--- BEGIN AVAILABLE RECORDS ---

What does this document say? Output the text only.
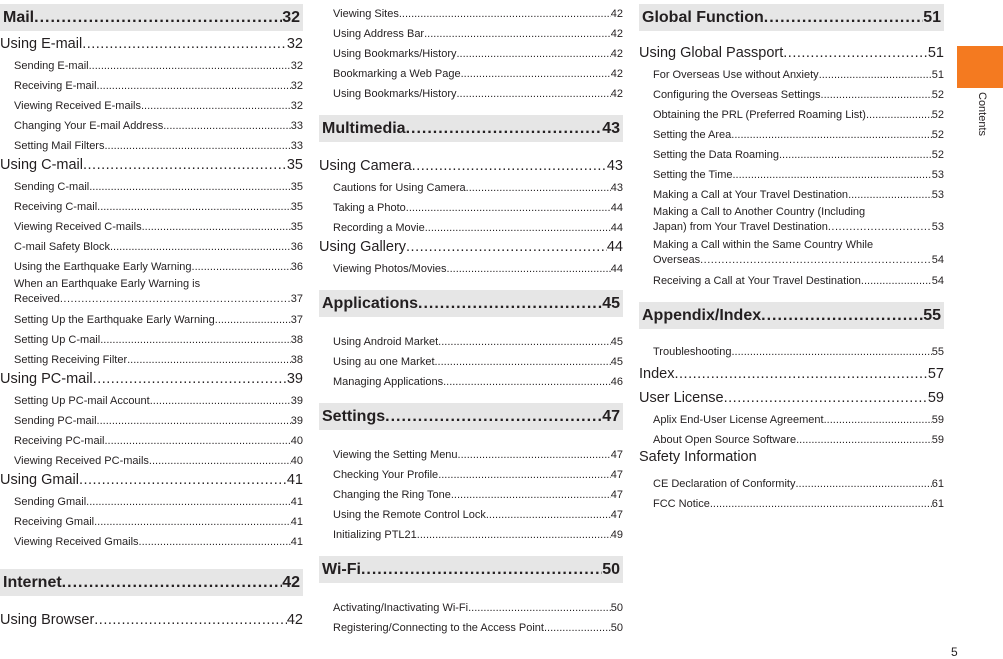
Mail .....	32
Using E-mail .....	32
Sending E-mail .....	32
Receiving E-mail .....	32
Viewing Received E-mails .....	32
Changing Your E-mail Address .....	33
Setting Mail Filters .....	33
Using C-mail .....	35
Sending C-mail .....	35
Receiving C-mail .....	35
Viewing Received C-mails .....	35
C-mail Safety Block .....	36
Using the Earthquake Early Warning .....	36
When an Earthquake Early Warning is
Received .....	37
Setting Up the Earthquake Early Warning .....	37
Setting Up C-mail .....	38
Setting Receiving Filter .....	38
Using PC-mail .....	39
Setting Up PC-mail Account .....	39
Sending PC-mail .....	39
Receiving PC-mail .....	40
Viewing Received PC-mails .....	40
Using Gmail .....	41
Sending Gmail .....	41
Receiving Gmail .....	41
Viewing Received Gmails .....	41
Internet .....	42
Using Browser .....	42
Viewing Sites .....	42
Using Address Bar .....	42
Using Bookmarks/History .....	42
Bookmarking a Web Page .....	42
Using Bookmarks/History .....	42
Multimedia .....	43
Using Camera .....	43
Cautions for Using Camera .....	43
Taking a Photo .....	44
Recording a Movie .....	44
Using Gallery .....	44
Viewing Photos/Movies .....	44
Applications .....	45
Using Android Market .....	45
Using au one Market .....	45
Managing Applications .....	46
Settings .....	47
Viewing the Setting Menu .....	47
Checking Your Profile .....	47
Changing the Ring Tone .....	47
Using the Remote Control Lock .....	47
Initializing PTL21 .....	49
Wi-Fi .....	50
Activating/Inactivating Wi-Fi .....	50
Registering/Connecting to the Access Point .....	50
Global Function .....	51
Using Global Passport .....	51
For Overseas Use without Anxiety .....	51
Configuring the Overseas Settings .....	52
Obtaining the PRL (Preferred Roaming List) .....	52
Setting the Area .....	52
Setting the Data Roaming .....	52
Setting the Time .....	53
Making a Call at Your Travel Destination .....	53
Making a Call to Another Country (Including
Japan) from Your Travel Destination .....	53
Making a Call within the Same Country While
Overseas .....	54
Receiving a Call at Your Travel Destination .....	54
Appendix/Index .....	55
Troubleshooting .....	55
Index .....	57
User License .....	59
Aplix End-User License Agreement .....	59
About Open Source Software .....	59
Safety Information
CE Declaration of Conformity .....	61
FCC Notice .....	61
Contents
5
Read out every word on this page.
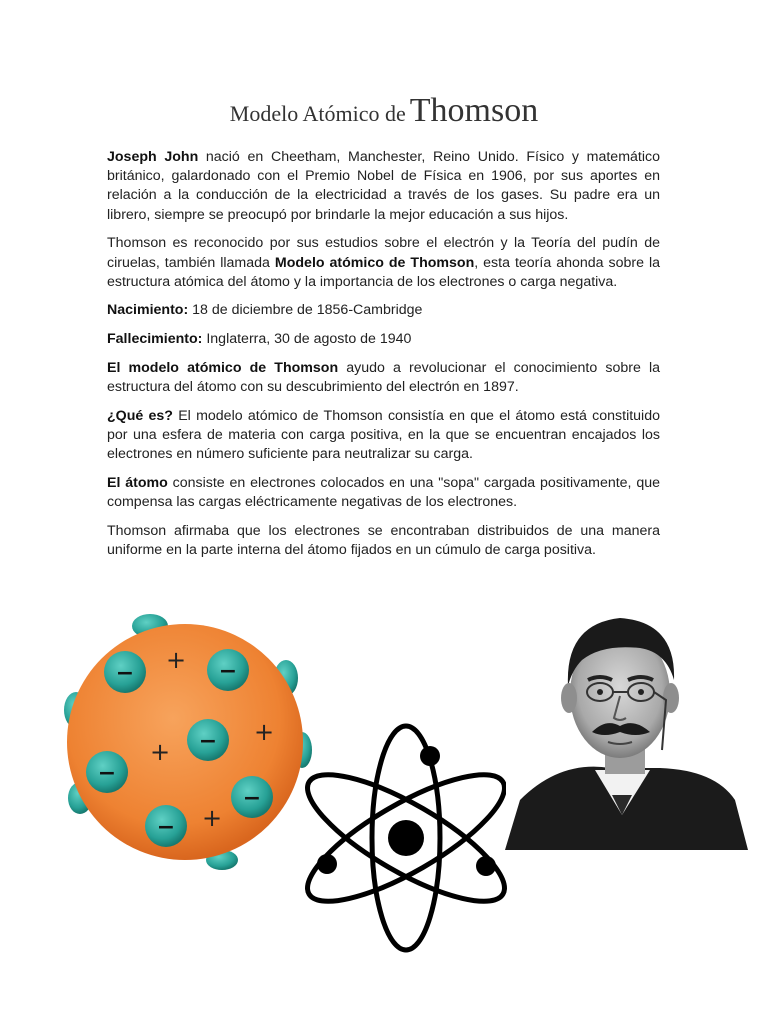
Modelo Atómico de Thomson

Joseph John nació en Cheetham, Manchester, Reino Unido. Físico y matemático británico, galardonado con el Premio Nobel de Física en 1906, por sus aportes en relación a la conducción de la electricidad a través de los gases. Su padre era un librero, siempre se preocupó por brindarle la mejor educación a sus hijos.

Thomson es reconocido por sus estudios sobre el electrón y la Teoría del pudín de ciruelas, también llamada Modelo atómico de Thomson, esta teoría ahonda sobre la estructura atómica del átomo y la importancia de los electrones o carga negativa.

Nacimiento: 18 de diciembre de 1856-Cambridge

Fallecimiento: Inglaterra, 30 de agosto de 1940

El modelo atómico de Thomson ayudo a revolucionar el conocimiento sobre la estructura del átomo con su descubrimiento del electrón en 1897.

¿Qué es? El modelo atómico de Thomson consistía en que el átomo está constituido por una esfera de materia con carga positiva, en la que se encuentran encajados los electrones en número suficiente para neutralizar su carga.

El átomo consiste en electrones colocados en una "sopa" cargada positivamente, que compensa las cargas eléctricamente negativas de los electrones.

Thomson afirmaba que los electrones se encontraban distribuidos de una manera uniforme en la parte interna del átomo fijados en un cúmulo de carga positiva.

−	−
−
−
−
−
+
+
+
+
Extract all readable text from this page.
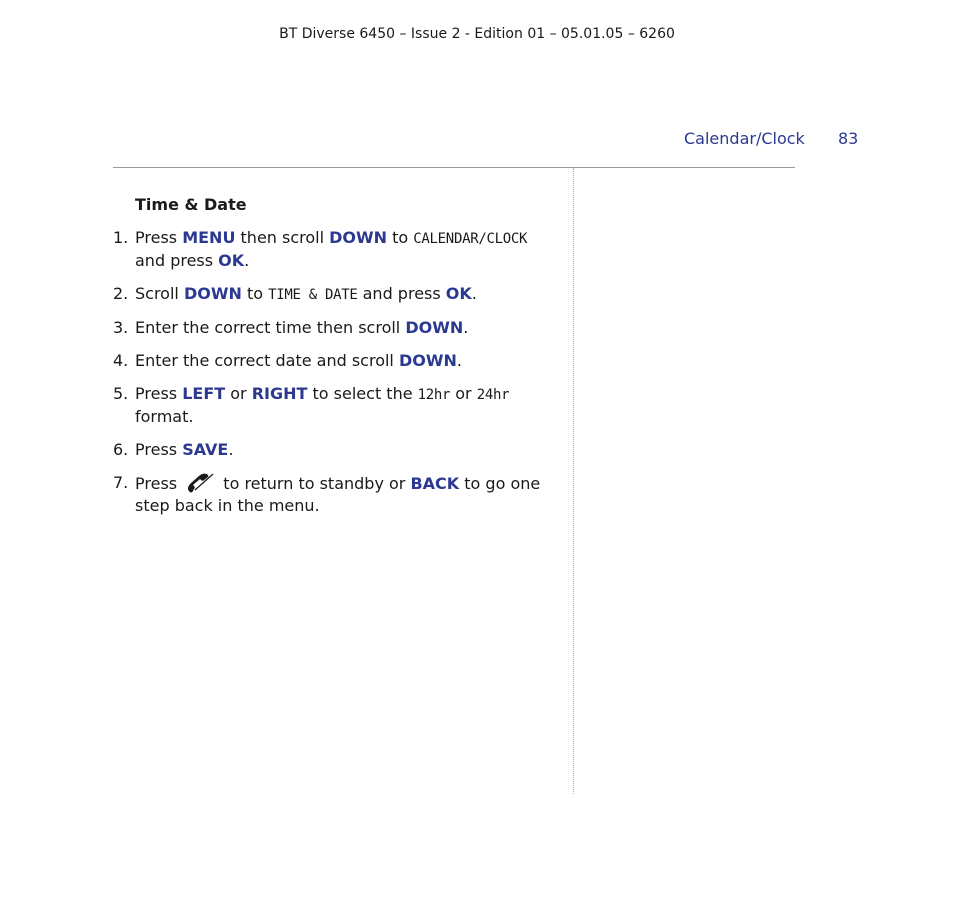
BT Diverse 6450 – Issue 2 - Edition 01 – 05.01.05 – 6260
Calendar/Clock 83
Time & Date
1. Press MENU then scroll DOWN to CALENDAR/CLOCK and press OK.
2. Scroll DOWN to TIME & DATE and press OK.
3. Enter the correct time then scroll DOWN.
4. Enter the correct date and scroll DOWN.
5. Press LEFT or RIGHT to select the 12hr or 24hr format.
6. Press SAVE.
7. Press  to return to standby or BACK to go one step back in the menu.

--- END AVAILABLE RECORDS ---

Show the lines of the records that contain the word "correct".

3. Enter the correct time then scroll DOWN.
4. Enter the correct date and scroll DOWN.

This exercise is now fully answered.